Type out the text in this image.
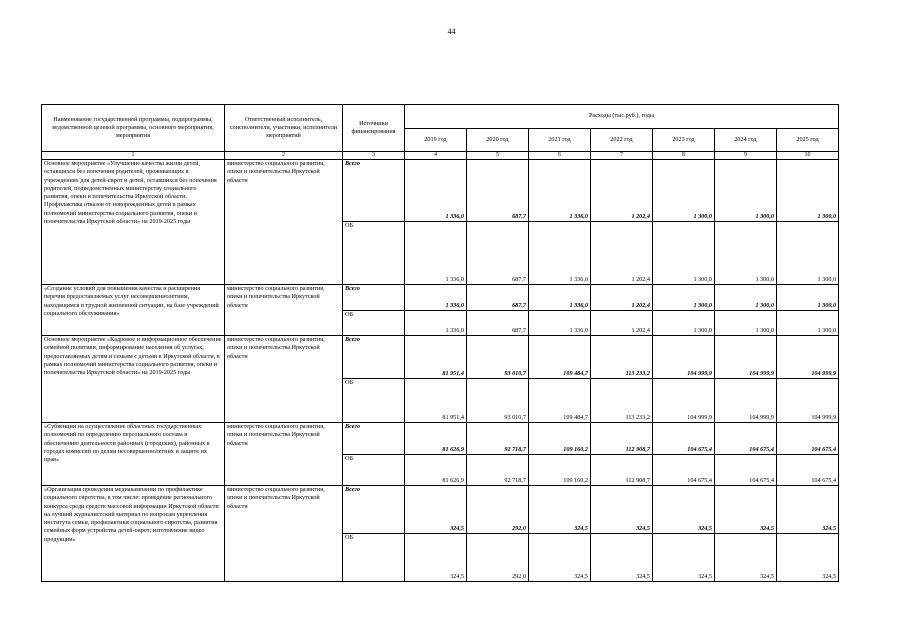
44
Наименование государственной программы, подпрограммы, ведомственной целевой программы, основного мероприятия, мероприятия	Ответственный исполнитель, соисполнители, участники, исполнители мероприятий	Источники финансирования	Расходы (тыс.руб.), годы						
			2019 год	2020 год	2021 год	2022 год	2023 год	2024 год	2025 год
1	2	3	4	5	6	7	8	9	10
Основное мероприятие «Улучшение качества жизни детей, оставшихся без попечения родителей, проживающих в учреждениях для детей-сирот и детей, оставшихся без попечения родителей, подведомственных министерству социального развития, опеки и попечительства Иркутской области. Профилактика отказов от новорожденных детей в рамках полномочий министерства социального развития, опеки и попечительства Иркутской области» на 2019-2025 годы	министерство социального развития, опеки и попечительства Иркутской области	Всего	1 336,0	687,7	1 336,0	1 202,4	1 300,0	1 300,0	1 300,0
		ОБ	1 336,0	687,7	1 336,0	1 202,4	1 300,0	1 300,0	1 300,0
«Создание условий для повышения качества и расширения перечня предоставляемых услуг несовершеннолетним, находящимся в трудной жизненной ситуации, на базе учреждений социального обслуживания»	министерство социального развития, опеки и попечительства Иркутской области	Всего	1 336,0	687,7	1 336,0	1 202,4	1 300,0	1 300,0	1 300,0
		ОБ	1 336,0	687,7	1 336,0	1 202,4	1 300,0	1 300,0	1 300,0
Основное мероприятие «Кадровое и информационное обеспечение семейной политики, информирование населения об услугах, предоставляемых детям и семьям с детьми в Иркутской области, в рамках полномочий министерства социального развития, опеки и попечительства Иркутской области» на 2019-2025 годы	министерство социального развития, опеки и попечительства Иркутской области	Всего	81 951,4	93 010,7	109 484,7	113 233,2	104 999,9	104 999,9	104 999,9
		ОБ	81 951,4	93 010,7	109 484,7	113 233,2	104 999,9	104 999,9	104 999,9
«Субвенции на осуществление областных государственных полномочий по определению персонального состава и обеспечению деятельности районных (городских), районных в городах комиссий по делам несовершеннолетних и защите их прав»	министерство социального развития, опеки и попечительства Иркутской области	Всего	81 626,9	92 718,7	109 160,2	112 908,7	104 675,4	104 675,4	104 675,4
		ОБ	81 626,9	92 718,7	109 160,2	112 908,7	104 675,4	104 675,4	104 675,4
«Организация проведения медиакампании по профилактике социального сиротства, в том числе: проведение регионального конкурса среди средств массовой информации Иркутской области на лучший журналистский материал по вопросам укрепления института семьи, профилактики социального сиротства, развития семейных форм устройства детей-сирот; изготовление видео продукции»	министерство социального развития, опеки и попечительства Иркутской области	Всего	324,5	292,0	324,5	324,5	324,5	324,5	324,5
		ОБ	324,5	292,0	324,5	324,5	324,5	324,5	324,5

» **EXERCISE AIM**
Going over the lines above, work out how many include "мероприятие", then give only that number.

» **THE RESPONSE**
2